◆ Brief
Look through the listing below and report how many lines contain "icon", as a bare number.

◆ Entries with figure data
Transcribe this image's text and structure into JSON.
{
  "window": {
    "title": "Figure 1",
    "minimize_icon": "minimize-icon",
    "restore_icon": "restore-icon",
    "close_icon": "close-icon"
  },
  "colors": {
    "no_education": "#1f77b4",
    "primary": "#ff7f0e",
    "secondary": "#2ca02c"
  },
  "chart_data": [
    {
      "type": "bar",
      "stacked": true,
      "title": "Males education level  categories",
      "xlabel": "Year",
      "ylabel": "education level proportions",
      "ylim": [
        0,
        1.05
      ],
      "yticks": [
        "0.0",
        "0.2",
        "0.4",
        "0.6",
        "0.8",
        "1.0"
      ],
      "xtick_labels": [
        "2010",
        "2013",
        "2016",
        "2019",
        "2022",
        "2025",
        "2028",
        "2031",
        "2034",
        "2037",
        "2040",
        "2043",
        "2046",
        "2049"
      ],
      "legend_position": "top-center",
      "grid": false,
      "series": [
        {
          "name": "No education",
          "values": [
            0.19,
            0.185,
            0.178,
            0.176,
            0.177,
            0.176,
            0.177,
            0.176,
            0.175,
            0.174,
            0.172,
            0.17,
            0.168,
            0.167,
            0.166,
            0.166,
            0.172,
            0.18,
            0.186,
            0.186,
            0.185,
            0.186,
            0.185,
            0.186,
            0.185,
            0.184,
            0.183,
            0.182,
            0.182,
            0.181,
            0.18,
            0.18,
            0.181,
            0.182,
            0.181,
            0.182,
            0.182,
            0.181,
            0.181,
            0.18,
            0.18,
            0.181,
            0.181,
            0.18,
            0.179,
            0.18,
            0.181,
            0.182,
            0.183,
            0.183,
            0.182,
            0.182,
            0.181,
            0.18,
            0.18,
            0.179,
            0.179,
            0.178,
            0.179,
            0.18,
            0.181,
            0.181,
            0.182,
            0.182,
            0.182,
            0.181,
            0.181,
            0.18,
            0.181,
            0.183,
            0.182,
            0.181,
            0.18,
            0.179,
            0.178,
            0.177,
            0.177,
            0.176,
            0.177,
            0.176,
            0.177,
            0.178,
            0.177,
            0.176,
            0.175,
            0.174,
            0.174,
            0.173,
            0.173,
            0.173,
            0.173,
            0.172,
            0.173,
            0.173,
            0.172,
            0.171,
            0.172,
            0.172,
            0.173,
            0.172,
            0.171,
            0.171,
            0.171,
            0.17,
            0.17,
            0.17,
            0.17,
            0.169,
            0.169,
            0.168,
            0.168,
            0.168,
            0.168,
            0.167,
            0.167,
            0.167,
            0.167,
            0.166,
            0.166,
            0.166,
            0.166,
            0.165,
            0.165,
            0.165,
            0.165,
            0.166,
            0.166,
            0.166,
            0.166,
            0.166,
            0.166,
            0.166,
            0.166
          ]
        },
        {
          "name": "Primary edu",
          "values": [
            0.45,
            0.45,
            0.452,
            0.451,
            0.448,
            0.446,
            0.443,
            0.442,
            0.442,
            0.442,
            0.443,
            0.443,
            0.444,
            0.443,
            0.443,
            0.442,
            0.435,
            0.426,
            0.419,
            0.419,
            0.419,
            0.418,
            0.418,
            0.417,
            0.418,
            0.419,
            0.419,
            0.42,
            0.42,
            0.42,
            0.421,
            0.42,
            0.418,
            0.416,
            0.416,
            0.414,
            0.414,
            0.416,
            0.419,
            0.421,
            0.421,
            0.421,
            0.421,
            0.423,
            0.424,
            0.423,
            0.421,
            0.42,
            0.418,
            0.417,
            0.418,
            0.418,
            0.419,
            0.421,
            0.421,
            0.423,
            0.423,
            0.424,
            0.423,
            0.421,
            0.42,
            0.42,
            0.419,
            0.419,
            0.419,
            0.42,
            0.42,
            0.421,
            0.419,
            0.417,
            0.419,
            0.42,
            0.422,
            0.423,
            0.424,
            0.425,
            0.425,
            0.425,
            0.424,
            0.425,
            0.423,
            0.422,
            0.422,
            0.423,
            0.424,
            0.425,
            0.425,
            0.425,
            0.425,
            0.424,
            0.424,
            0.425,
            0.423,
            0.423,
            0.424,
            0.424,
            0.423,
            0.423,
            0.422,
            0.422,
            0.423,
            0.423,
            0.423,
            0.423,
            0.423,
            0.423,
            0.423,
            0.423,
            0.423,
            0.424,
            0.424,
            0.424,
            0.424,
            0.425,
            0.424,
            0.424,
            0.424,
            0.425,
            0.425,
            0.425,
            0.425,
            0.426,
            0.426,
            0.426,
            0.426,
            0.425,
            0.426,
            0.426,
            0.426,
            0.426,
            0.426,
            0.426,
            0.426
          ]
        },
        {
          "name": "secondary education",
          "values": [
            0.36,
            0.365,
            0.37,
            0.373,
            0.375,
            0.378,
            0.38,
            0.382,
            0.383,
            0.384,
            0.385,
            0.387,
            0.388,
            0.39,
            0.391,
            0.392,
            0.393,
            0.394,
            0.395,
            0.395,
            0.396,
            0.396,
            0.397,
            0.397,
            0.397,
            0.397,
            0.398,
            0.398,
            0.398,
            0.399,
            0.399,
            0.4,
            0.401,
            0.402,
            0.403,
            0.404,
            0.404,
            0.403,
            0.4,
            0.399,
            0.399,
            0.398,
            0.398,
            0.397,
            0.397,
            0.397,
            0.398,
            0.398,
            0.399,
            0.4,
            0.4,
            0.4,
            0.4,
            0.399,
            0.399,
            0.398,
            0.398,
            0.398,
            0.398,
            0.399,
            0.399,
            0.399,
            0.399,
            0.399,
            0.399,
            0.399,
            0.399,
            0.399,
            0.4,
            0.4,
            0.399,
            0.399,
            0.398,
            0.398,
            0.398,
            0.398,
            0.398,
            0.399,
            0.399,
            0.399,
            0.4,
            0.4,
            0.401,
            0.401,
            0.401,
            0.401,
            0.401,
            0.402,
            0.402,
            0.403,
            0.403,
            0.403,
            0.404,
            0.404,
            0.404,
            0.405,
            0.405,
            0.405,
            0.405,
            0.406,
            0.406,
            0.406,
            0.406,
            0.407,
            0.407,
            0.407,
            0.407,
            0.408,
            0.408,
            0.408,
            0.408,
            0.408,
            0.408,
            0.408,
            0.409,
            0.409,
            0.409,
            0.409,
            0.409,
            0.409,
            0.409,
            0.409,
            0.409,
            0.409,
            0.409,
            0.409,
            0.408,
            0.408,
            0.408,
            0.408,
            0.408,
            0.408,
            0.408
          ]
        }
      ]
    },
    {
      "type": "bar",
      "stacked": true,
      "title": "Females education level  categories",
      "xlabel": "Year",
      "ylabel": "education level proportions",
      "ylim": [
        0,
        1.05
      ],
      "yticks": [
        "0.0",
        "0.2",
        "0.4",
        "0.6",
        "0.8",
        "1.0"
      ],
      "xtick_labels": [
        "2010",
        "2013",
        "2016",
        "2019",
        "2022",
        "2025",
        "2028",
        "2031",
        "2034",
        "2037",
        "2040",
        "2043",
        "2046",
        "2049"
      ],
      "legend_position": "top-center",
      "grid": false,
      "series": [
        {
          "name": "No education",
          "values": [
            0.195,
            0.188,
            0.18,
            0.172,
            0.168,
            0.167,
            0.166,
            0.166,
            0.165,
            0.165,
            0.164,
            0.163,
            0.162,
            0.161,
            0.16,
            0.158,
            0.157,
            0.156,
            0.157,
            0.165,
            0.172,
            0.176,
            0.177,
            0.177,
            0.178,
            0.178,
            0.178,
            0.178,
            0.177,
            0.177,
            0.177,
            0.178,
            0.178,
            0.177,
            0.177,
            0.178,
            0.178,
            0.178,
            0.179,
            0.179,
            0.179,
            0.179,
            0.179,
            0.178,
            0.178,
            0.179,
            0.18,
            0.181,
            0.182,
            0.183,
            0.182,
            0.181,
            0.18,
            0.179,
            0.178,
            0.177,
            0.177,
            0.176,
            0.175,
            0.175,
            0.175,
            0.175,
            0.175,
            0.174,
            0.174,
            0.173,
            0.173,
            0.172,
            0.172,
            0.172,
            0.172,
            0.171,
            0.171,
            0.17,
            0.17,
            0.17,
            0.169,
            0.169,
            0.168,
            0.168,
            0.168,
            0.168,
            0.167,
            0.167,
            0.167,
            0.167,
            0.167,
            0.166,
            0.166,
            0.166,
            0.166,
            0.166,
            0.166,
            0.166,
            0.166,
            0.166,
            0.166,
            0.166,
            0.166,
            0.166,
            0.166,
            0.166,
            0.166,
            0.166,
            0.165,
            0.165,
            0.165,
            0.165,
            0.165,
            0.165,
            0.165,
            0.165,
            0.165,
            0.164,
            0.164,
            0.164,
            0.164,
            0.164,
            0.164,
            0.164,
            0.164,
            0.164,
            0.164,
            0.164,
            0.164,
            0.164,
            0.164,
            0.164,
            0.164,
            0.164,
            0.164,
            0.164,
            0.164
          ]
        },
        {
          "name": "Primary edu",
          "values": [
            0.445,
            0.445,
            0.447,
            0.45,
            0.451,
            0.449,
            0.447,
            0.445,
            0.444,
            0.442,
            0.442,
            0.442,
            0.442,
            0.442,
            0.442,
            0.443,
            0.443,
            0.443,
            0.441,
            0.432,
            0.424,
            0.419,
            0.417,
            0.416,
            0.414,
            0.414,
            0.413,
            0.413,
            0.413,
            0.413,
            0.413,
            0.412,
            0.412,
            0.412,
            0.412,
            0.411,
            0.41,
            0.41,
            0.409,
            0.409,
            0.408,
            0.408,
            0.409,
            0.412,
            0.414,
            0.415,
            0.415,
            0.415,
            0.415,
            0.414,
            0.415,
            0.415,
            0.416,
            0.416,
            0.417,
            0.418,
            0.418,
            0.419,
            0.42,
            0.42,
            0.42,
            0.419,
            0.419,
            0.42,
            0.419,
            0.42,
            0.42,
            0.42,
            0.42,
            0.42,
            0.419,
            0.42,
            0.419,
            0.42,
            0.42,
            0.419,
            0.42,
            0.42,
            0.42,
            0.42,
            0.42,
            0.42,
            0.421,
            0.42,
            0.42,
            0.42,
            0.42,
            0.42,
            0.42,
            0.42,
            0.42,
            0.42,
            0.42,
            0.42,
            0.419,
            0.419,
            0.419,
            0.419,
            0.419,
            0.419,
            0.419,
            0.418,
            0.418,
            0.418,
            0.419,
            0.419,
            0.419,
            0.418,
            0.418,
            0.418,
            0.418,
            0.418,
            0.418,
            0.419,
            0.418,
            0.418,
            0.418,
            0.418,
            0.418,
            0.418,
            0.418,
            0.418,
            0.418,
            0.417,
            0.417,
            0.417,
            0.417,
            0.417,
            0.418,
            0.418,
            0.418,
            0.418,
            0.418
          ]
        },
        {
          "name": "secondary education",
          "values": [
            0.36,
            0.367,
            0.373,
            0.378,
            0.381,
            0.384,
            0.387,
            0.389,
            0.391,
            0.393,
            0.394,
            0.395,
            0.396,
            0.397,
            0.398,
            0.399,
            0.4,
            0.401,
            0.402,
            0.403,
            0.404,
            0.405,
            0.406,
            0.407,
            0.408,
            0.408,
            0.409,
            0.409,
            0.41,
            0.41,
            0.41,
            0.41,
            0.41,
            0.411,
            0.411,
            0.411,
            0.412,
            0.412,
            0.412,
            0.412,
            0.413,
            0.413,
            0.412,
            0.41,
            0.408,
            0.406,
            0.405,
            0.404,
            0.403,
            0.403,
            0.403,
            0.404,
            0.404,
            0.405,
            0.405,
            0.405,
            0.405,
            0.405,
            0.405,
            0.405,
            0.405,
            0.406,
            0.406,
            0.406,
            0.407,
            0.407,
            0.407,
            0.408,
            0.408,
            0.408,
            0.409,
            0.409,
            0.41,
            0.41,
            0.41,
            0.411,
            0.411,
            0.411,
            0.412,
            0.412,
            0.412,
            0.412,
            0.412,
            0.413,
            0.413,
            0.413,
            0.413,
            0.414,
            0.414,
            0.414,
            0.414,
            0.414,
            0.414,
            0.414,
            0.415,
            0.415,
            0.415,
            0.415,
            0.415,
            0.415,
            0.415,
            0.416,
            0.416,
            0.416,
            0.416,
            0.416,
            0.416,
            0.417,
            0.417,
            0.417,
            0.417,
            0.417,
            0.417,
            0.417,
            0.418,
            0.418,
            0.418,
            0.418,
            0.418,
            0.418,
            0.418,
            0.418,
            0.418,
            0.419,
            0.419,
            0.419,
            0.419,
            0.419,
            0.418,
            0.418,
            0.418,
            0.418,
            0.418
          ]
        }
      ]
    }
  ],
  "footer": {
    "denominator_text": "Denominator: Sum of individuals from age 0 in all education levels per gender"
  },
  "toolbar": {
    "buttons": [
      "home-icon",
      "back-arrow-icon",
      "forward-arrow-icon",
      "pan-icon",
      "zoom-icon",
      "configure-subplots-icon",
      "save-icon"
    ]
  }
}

◆ Result for this task
10